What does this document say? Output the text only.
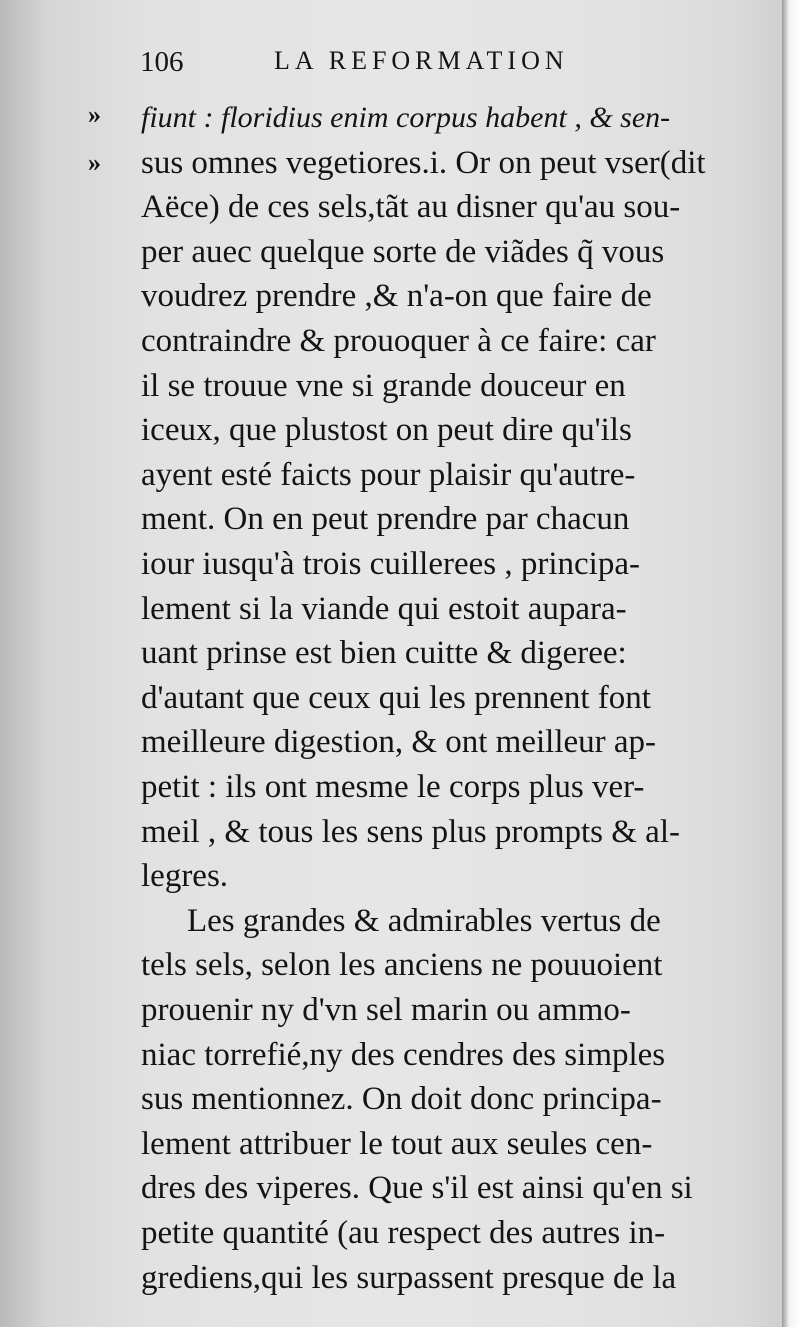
106	LA REFORMATION
»
»
fiunt : floridius enim corpus habent , & sen-
sus omnes vegetiores.i. Or on peut vser(dit
Aëce) de ces sels,tãt au disner qu'au sou-
per auec quelque sorte de viãdes q̃ vous
voudrez prendre ,& n'a-on que faire de
contraindre & prouoquer à ce faire: car
il se trouue vne si grande douceur en
iceux, que plustost on peut dire qu'ils
ayent esté faicts pour plaisir qu'autre-
ment. On en peut prendre par chacun
iour iusqu'à trois cuillerees , principa-
lement si la viande qui estoit aupara-
uant prinse est bien cuitte & digeree:
d'autant que ceux qui les prennent font
meilleure digestion, & ont meilleur ap-
petit : ils ont mesme le corps plus ver-
meil , & tous les sens plus prompts & al-
legres.
Les grandes & admirables vertus de
tels sels, selon les anciens ne pouuoient
prouenir ny d'vn sel marin ou ammo-
niac torrefié,ny des cendres des simples
sus mentionnez. On doit donc principa-
lement attribuer le tout aux seules cen-
dres des viperes. Que s'il est ainsi qu'en si
petite quantité (au respect des autres in-
grediens,qui les surpassent presque de la
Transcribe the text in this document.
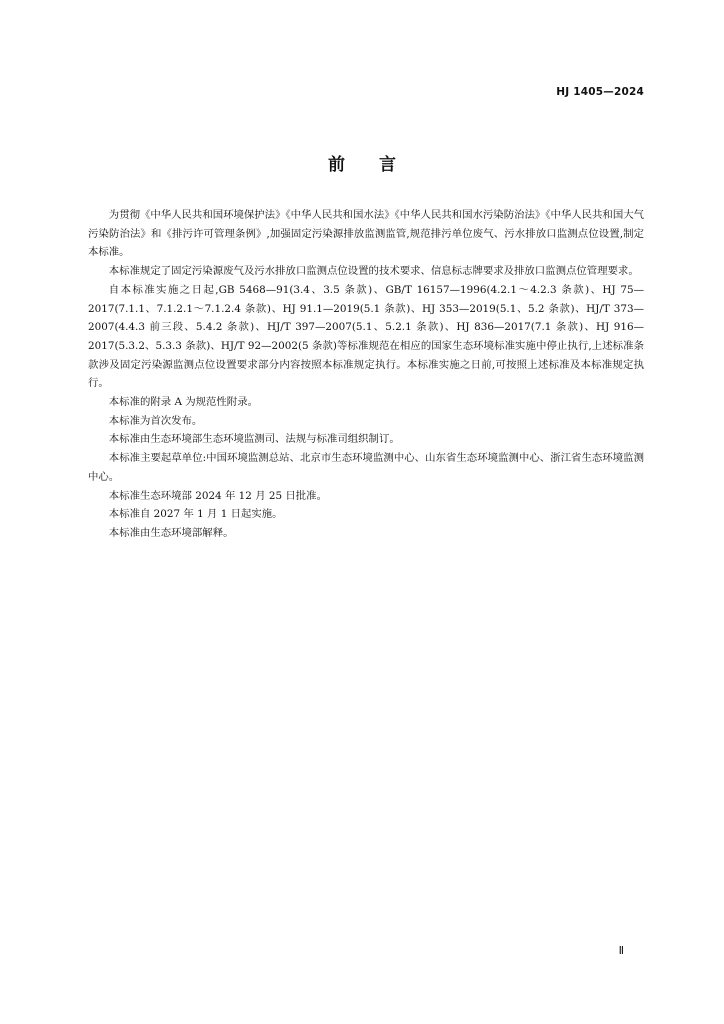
HJ 1405—2024
前 言

为贯彻《中华人民共和国环境保护法》《中华人民共和国水法》《中华人民共和国水污染防治法》《中华人民共和国大气污染防治法》和《排污许可管理条例》,加强固定污染源排放监测监管,规范排污单位废气、污水排放口监测点位设置,制定本标准。

本标准规定了固定污染源废气及污水排放口监测点位设置的技术要求、信息标志牌要求及排放口监测点位管理要求。

自本标准实施之日起,GB 5468—91(3.4、3.5 条款)、GB/T 16157—1996(4.2.1～4.2.3 条款)、HJ 75—2017(7.1.1、7.1.2.1～7.1.2.4 条款)、HJ 91.1—2019(5.1 条款)、HJ 353—2019(5.1、5.2 条款)、HJ/T 373—2007(4.4.3 前三段、5.4.2 条款)、HJ/T 397—2007(5.1、5.2.1 条款)、HJ 836—2017(7.1 条款)、HJ 916—2017(5.3.2、5.3.3 条款)、HJ/T 92—2002(5 条款)等标准规范在相应的国家生态环境标准实施中停止执行,上述标准条款涉及固定污染源监测点位设置要求部分内容按照本标准规定执行。本标准实施之日前,可按照上述标准及本标准规定执行。

本标准的附录 A 为规范性附录。

本标准为首次发布。

本标准由生态环境部生态环境监测司、法规与标准司组织制订。

本标准主要起草单位:中国环境监测总站、北京市生态环境监测中心、山东省生态环境监测中心、浙江省生态环境监测中心。

本标准生态环境部 2024 年 12 月 25 日批准。

本标准自 2027 年 1 月 1 日起实施。

本标准由生态环境部解释。

Ⅱ
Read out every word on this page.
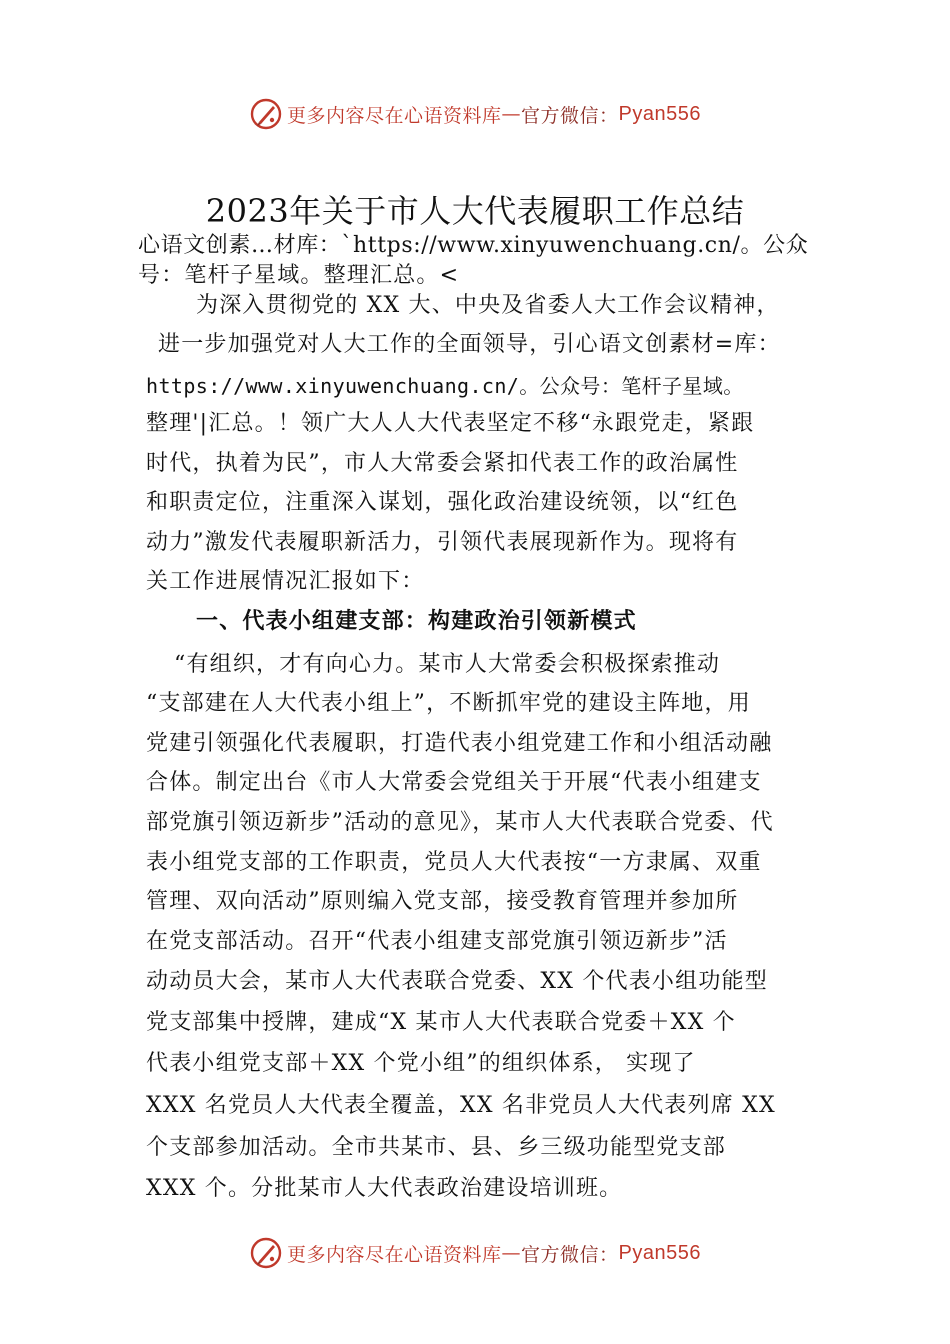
更多内容尽在心语资料库 — 官方微信： Pyan556
2023年关于市人大代表履职工作总结
心语文创素…材库：`https://www.xinyuwenchuang.cn/。公众
号：笔杆子星域。整理汇总。<
为深入贯彻党的 XX 大、中央及省委人大工作会议精神，
进一步加强党对人大工作的全面领导，引心语文创素材=库：
https://www.xinyuwenchuang.cn/。公众号：笔杆子星域。
整理'|汇总。！领广大人人大代表坚定不移“永跟党走，紧跟
时代，执着为民”，市人大常委会紧扣代表工作的政治属性
和职责定位，注重深入谋划，强化政治建设统领，以“红色
动力”激发代表履职新活力，引领代表展现新作为。现将有
关工作进展情况汇报如下：
一、代表小组建支部：构建政治引领新模式
“有组织，才有向心力。某市人大常委会积极探索推动
“支部建在人大代表小组上”，不断抓牢党的建设主阵地，用
党建引领强化代表履职，打造代表小组党建工作和小组活动融
合体。制定出台《市人大常委会党组关于开展“代表小组建支
部党旗引领迈新步”活动的意见》，某市人大代表联合党委、代
表小组党支部的工作职责，党员人大代表按“一方隶属、双重
管理、双向活动”原则编入党支部，接受教育管理并参加所
在党支部活动。召开“代表小组建支部党旗引领迈新步”活
动动员大会，某市人大代表联合党委、XX 个代表小组功能型
党支部集中授牌，建成“X 某市人大代表联合党委＋XX 个
代表小组党支部＋XX 个党小组”的组织体系， 实现了
XXX 名党员人大代表全覆盖，XX 名非党员人大代表列席 XX
个支部参加活动。全市共某市、县、乡三级功能型党支部
XXX 个。分批某市人大代表政治建设培训班。
更多内容尽在心语资料库 — 官方微信： Pyan556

::::::

WHAT IS EXPECTED
Locate "Read out every word on this page." in the listing above, then print exactly the lines from that line through the final one, omitting all pictures.

RESULT FOR THIS TASK
Read out every word on this page.
更多内容尽在心语资料库 — 官方微信： Pyan556
2023年关于市人大代表履职工作总结
心语文创素…材库：`https://www.xinyuwenchuang.cn/。公众
号：笔杆子星域。整理汇总。<
为深入贯彻党的 XX 大、中央及省委人大工作会议精神，
进一步加强党对人大工作的全面领导，引心语文创素材=库：
https://www.xinyuwenchuang.cn/。公众号：笔杆子星域。
整理'|汇总。！领广大人人大代表坚定不移“永跟党走，紧跟
时代，执着为民”，市人大常委会紧扣代表工作的政治属性
和职责定位，注重深入谋划，强化政治建设统领，以“红色
动力”激发代表履职新活力，引领代表展现新作为。现将有
关工作进展情况汇报如下：
一、代表小组建支部：构建政治引领新模式
“有组织，才有向心力。某市人大常委会积极探索推动
“支部建在人大代表小组上”，不断抓牢党的建设主阵地，用
党建引领强化代表履职，打造代表小组党建工作和小组活动融
合体。制定出台《市人大常委会党组关于开展“代表小组建支
部党旗引领迈新步”活动的意见》，某市人大代表联合党委、代
表小组党支部的工作职责，党员人大代表按“一方隶属、双重
管理、双向活动”原则编入党支部，接受教育管理并参加所
在党支部活动。召开“代表小组建支部党旗引领迈新步”活
动动员大会，某市人大代表联合党委、XX 个代表小组功能型
党支部集中授牌，建成“X 某市人大代表联合党委＋XX 个
代表小组党支部＋XX 个党小组”的组织体系， 实现了
XXX 名党员人大代表全覆盖，XX 名非党员人大代表列席 XX
个支部参加活动。全市共某市、县、乡三级功能型党支部
XXX 个。分批某市人大代表政治建设培训班。
更多内容尽在心语资料库 — 官方微信： Pyan556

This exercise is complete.